(Collection entries)
== == ==

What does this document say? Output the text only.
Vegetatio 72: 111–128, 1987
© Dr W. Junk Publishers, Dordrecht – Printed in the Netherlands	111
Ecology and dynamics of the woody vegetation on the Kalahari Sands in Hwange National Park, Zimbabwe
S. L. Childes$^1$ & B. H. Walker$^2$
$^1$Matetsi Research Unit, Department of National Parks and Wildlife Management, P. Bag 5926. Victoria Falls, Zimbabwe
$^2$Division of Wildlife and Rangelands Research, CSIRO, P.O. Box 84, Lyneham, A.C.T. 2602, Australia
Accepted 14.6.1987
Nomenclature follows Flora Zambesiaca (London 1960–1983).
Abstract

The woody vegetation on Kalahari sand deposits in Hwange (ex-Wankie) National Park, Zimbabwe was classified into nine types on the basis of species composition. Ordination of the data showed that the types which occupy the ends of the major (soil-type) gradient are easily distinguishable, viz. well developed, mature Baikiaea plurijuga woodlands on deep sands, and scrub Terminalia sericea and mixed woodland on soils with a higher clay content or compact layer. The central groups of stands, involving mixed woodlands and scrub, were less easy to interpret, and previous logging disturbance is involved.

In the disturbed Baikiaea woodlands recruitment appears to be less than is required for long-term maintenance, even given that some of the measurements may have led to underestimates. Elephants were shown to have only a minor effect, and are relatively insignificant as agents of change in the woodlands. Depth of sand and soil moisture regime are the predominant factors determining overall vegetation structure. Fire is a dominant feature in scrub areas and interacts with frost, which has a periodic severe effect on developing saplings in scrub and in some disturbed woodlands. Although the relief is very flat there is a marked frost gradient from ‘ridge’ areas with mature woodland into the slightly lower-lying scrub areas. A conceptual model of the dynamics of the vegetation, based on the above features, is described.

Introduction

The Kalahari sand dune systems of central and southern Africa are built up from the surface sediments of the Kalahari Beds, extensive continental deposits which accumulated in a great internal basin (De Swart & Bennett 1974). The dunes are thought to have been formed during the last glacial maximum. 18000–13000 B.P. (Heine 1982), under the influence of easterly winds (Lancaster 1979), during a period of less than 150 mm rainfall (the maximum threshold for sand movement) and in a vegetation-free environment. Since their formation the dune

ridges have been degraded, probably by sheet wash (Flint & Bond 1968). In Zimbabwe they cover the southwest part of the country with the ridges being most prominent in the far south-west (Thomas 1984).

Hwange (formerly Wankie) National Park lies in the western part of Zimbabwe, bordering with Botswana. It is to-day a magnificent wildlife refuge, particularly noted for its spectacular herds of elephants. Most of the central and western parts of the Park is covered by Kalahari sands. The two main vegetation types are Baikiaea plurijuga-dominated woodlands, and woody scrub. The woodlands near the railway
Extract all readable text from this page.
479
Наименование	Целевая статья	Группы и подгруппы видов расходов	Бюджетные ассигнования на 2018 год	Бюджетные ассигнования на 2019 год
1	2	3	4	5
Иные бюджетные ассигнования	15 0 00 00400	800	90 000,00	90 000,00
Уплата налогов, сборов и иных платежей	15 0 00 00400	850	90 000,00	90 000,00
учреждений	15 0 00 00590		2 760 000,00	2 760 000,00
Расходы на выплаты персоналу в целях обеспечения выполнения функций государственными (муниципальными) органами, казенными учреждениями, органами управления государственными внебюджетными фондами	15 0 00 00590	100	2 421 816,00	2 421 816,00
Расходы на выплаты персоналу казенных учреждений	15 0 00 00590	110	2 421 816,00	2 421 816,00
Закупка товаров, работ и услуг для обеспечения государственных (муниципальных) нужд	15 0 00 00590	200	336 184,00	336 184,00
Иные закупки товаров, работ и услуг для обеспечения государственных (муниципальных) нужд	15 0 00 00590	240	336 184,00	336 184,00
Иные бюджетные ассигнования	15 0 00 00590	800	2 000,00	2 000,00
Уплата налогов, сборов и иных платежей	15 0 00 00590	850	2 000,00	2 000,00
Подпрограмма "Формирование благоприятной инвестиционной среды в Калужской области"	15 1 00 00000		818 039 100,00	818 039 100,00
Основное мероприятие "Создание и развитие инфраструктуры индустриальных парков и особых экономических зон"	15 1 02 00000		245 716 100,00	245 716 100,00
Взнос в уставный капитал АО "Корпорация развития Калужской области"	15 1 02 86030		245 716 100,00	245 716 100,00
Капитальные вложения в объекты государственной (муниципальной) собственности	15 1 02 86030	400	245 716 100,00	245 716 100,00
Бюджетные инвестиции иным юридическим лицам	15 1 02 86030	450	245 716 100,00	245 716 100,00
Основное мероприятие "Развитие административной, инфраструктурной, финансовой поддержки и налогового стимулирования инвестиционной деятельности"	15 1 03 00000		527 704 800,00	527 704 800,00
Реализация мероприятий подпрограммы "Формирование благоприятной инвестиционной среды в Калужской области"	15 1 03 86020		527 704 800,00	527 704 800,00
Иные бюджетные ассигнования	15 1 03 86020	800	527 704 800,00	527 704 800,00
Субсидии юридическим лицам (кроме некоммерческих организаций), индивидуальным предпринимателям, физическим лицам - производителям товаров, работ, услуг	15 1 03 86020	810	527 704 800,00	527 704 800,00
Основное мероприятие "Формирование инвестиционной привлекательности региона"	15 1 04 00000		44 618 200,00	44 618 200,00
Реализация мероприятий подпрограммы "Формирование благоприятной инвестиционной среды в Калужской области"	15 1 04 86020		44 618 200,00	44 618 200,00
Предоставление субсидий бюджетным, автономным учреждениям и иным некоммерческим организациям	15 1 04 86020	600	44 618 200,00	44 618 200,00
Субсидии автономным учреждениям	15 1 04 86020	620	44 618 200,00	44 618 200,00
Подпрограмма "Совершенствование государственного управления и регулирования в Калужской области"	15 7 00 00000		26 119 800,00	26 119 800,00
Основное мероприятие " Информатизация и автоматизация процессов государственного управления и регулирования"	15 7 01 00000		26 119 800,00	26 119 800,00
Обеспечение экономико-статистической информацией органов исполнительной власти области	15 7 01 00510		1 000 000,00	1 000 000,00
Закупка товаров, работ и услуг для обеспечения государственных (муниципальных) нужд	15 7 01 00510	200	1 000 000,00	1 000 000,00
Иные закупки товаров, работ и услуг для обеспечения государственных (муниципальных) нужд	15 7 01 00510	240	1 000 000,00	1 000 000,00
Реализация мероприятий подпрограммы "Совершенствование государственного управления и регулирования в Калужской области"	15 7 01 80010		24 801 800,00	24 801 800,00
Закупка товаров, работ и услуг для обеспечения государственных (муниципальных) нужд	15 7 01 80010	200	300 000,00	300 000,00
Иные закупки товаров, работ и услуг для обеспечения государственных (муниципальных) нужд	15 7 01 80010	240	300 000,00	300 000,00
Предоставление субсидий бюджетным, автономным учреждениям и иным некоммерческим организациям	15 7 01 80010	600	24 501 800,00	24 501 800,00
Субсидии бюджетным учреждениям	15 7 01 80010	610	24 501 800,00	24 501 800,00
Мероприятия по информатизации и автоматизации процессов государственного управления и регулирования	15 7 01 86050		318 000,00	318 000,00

== == ==

▶ _Goal of the exercise_
Write the data out again in full and exactly.

▶ _Exercise response_
What does this document say? Output the text only.
Vegetatio 72: 111–128, 1987
© Dr W. Junk Publishers, Dordrecht – Printed in the Netherlands	111
Ecology and dynamics of the woody vegetation on the Kalahari Sands in Hwange National Park, Zimbabwe
S. L. Childes$^1$ & B. H. Walker$^2$
$^1$Matetsi Research Unit, Department of National Parks and Wildlife Management, P. Bag 5926. Victoria Falls, Zimbabwe
$^2$Division of Wildlife and Rangelands Research, CSIRO, P.O. Box 84, Lyneham, A.C.T. 2602, Australia
Accepted 14.6.1987
Nomenclature follows Flora Zambesiaca (London 1960–1983).
Abstract

The woody vegetation on Kalahari sand deposits in Hwange (ex-Wankie) National Park, Zimbabwe was classified into nine types on the basis of species composition. Ordination of the data showed that the types which occupy the ends of the major (soil-type) gradient are easily distinguishable, viz. well developed, mature Baikiaea plurijuga woodlands on deep sands, and scrub Terminalia sericea and mixed woodland on soils with a higher clay content or compact layer. The central groups of stands, involving mixed woodlands and scrub, were less easy to interpret, and previous logging disturbance is involved.

In the disturbed Baikiaea woodlands recruitment appears to be less than is required for long-term maintenance, even given that some of the measurements may have led to underestimates. Elephants were shown to have only a minor effect, and are relatively insignificant as agents of change in the woodlands. Depth of sand and soil moisture regime are the predominant factors determining overall vegetation structure. Fire is a dominant feature in scrub areas and interacts with frost, which has a periodic severe effect on developing saplings in scrub and in some disturbed woodlands. Although the relief is very flat there is a marked frost gradient from ‘ridge’ areas with mature woodland into the slightly lower-lying scrub areas. A conceptual model of the dynamics of the vegetation, based on the above features, is described.

Introduction

The Kalahari sand dune systems of central and southern Africa are built up from the surface sediments of the Kalahari Beds, extensive continental deposits which accumulated in a great internal basin (De Swart & Bennett 1974). The dunes are thought to have been formed during the last glacial maximum. 18000–13000 B.P. (Heine 1982), under the influence of easterly winds (Lancaster 1979), during a period of less than 150 mm rainfall (the maximum threshold for sand movement) and in a vegetation-free environment. Since their formation the dune

ridges have been degraded, probably by sheet wash (Flint & Bond 1968). In Zimbabwe they cover the southwest part of the country with the ridges being most prominent in the far south-west (Thomas 1984).

Hwange (formerly Wankie) National Park lies in the western part of Zimbabwe, bordering with Botswana. It is to-day a magnificent wildlife refuge, particularly noted for its spectacular herds of elephants. Most of the central and western parts of the Park is covered by Kalahari sands. The two main vegetation types are Baikiaea plurijuga-dominated woodlands, and woody scrub. The woodlands near the railway
Extract all readable text from this page.
479
Наименование	Целевая статья	Группы и подгруппы видов расходов	Бюджетные ассигнования на 2018 год	Бюджетные ассигнования на 2019 год
1	2	3	4	5
Иные бюджетные ассигнования	15 0 00 00400	800	90 000,00	90 000,00
Уплата налогов, сборов и иных платежей	15 0 00 00400	850	90 000,00	90 000,00
учреждений	15 0 00 00590		2 760 000,00	2 760 000,00
Расходы на выплаты персоналу в целях обеспечения выполнения функций государственными (муниципальными) органами, казенными учреждениями, органами управления государственными внебюджетными фондами	15 0 00 00590	100	2 421 816,00	2 421 816,00
Расходы на выплаты персоналу казенных учреждений	15 0 00 00590	110	2 421 816,00	2 421 816,00
Закупка товаров, работ и услуг для обеспечения государственных (муниципальных) нужд	15 0 00 00590	200	336 184,00	336 184,00
Иные закупки товаров, работ и услуг для обеспечения государственных (муниципальных) нужд	15 0 00 00590	240	336 184,00	336 184,00
Иные бюджетные ассигнования	15 0 00 00590	800	2 000,00	2 000,00
Уплата налогов, сборов и иных платежей	15 0 00 00590	850	2 000,00	2 000,00
Подпрограмма "Формирование благоприятной инвестиционной среды в Калужской области"	15 1 00 00000		818 039 100,00	818 039 100,00
Основное мероприятие "Создание и развитие инфраструктуры индустриальных парков и особых экономических зон"	15 1 02 00000		245 716 100,00	245 716 100,00
Взнос в уставный капитал АО "Корпорация развития Калужской области"	15 1 02 86030		245 716 100,00	245 716 100,00
Капитальные вложения в объекты государственной (муниципальной) собственности	15 1 02 86030	400	245 716 100,00	245 716 100,00
Бюджетные инвестиции иным юридическим лицам	15 1 02 86030	450	245 716 100,00	245 716 100,00
Основное мероприятие "Развитие административной, инфраструктурной, финансовой поддержки и налогового стимулирования инвестиционной деятельности"	15 1 03 00000		527 704 800,00	527 704 800,00
Реализация мероприятий подпрограммы "Формирование благоприятной инвестиционной среды в Калужской области"	15 1 03 86020		527 704 800,00	527 704 800,00
Иные бюджетные ассигнования	15 1 03 86020	800	527 704 800,00	527 704 800,00
Субсидии юридическим лицам (кроме некоммерческих организаций), индивидуальным предпринимателям, физическим лицам - производителям товаров, работ, услуг	15 1 03 86020	810	527 704 800,00	527 704 800,00
Основное мероприятие "Формирование инвестиционной привлекательности региона"	15 1 04 00000		44 618 200,00	44 618 200,00
Реализация мероприятий подпрограммы "Формирование благоприятной инвестиционной среды в Калужской области"	15 1 04 86020		44 618 200,00	44 618 200,00
Предоставление субсидий бюджетным, автономным учреждениям и иным некоммерческим организациям	15 1 04 86020	600	44 618 200,00	44 618 200,00
Субсидии автономным учреждениям	15 1 04 86020	620	44 618 200,00	44 618 200,00
Подпрограмма "Совершенствование государственного управления и регулирования в Калужской области"	15 7 00 00000		26 119 800,00	26 119 800,00
Основное мероприятие " Информатизация и автоматизация процессов государственного управления и регулирования"	15 7 01 00000		26 119 800,00	26 119 800,00
Обеспечение экономико-статистической информацией органов исполнительной власти области	15 7 01 00510		1 000 000,00	1 000 000,00
Закупка товаров, работ и услуг для обеспечения государственных (муниципальных) нужд	15 7 01 00510	200	1 000 000,00	1 000 000,00
Иные закупки товаров, работ и услуг для обеспечения государственных (муниципальных) нужд	15 7 01 00510	240	1 000 000,00	1 000 000,00
Реализация мероприятий подпрограммы "Совершенствование государственного управления и регулирования в Калужской области"	15 7 01 80010		24 801 800,00	24 801 800,00
Закупка товаров, работ и услуг для обеспечения государственных (муниципальных) нужд	15 7 01 80010	200	300 000,00	300 000,00
Иные закупки товаров, работ и услуг для обеспечения государственных (муниципальных) нужд	15 7 01 80010	240	300 000,00	300 000,00
Предоставление субсидий бюджетным, автономным учреждениям и иным некоммерческим организациям	15 7 01 80010	600	24 501 800,00	24 501 800,00
Субсидии бюджетным учреждениям	15 7 01 80010	610	24 501 800,00	24 501 800,00
Мероприятия по информатизации и автоматизации процессов государственного управления и регулирования	15 7 01 86050		318 000,00	318 000,00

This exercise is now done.